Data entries

++++++++++++++++++++

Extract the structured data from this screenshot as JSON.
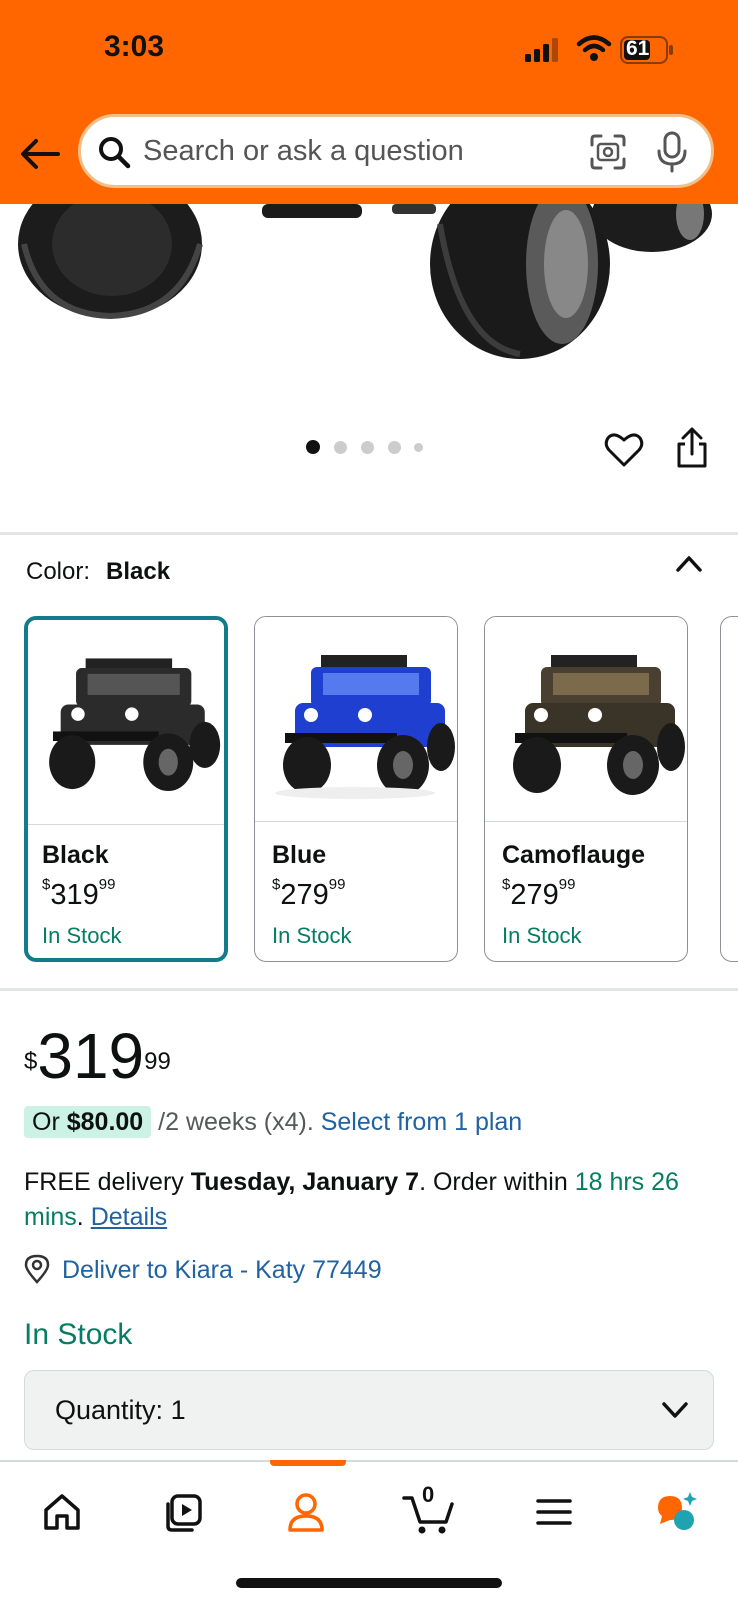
{
  "status_bar": {
    "time": "3:03",
    "battery": "61"
  },
  "search": {
    "placeholder": "Search or ask a question"
  },
  "gallery": {
    "dots": 5,
    "active_dot": 0
  },
  "color_selector": {
    "label": "Color:",
    "selected": "Black",
    "variants": [
      {
        "name": "Black",
        "price_currency": "$",
        "price_whole": "319",
        "price_fraction": "99",
        "stock": "In Stock",
        "body_color": "#2b2b2b",
        "selected": true
      },
      {
        "name": "Blue",
        "price_currency": "$",
        "price_whole": "279",
        "price_fraction": "99",
        "stock": "In Stock",
        "body_color": "#1f3fd1",
        "selected": false
      },
      {
        "name": "Camoflauge",
        "price_currency": "$",
        "price_whole": "279",
        "price_fraction": "99",
        "stock": "In Stock",
        "body_color": "#4a4032",
        "selected": false
      }
    ]
  },
  "price": {
    "currency": "$",
    "whole": "319",
    "fraction": "99"
  },
  "payment_plan": {
    "prefix": "Or",
    "amount": "$80.00",
    "terms": "/2 weeks (x4).",
    "link": "Select from 1 plan"
  },
  "delivery": {
    "prefix": "FREE delivery",
    "date": "Tuesday, January 7",
    "middle": ". Order within",
    "countdown": "18 hrs 26 mins",
    "period": ".",
    "details_link": "Details"
  },
  "deliver_to": "Deliver to Kiara - Katy 77449",
  "stock_status": "In Stock",
  "quantity": {
    "label": "Quantity:",
    "value": "1"
  },
  "cart_count": "0",
  "colors": {
    "brand_orange": "#ff6600",
    "stock_green": "#067d62",
    "link_blue": "#2162a1",
    "selected_border": "#127c8a"
  }
}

++++++++++++++++++++

What you are asked to do
Pictures appear in the records above. Output everything except them, exactly.

Exercise result
Extract the structured data from this screenshot as JSON.
{
  "status_bar": {
    "time": "3:03",
    "battery": "61"
  },
  "search": {
    "placeholder": "Search or ask a question"
  },
  "gallery": {
    "dots": 5,
    "active_dot": 0
  },
  "color_selector": {
    "label": "Color:",
    "selected": "Black",
    "variants": [
      {
        "name": "Black",
        "price_currency": "$",
        "price_whole": "319",
        "price_fraction": "99",
        "stock": "In Stock",
        "body_color": "#2b2b2b",
        "selected": true
      },
      {
        "name": "Blue",
        "price_currency": "$",
        "price_whole": "279",
        "price_fraction": "99",
        "stock": "In Stock",
        "body_color": "#1f3fd1",
        "selected": false
      },
      {
        "name": "Camoflauge",
        "price_currency": "$",
        "price_whole": "279",
        "price_fraction": "99",
        "stock": "In Stock",
        "body_color": "#4a4032",
        "selected": false
      }
    ]
  },
  "price": {
    "currency": "$",
    "whole": "319",
    "fraction": "99"
  },
  "payment_plan": {
    "prefix": "Or",
    "amount": "$80.00",
    "terms": "/2 weeks (x4).",
    "link": "Select from 1 plan"
  },
  "delivery": {
    "prefix": "FREE delivery",
    "date": "Tuesday, January 7",
    "middle": ". Order within",
    "countdown": "18 hrs 26 mins",
    "period": ".",
    "details_link": "Details"
  },
  "deliver_to": "Deliver to Kiara - Katy 77449",
  "stock_status": "In Stock",
  "quantity": {
    "label": "Quantity:",
    "value": "1"
  },
  "cart_count": "0",
  "colors": {
    "brand_orange": "#ff6600",
    "stock_green": "#067d62",
    "link_blue": "#2162a1",
    "selected_border": "#127c8a"
  }
}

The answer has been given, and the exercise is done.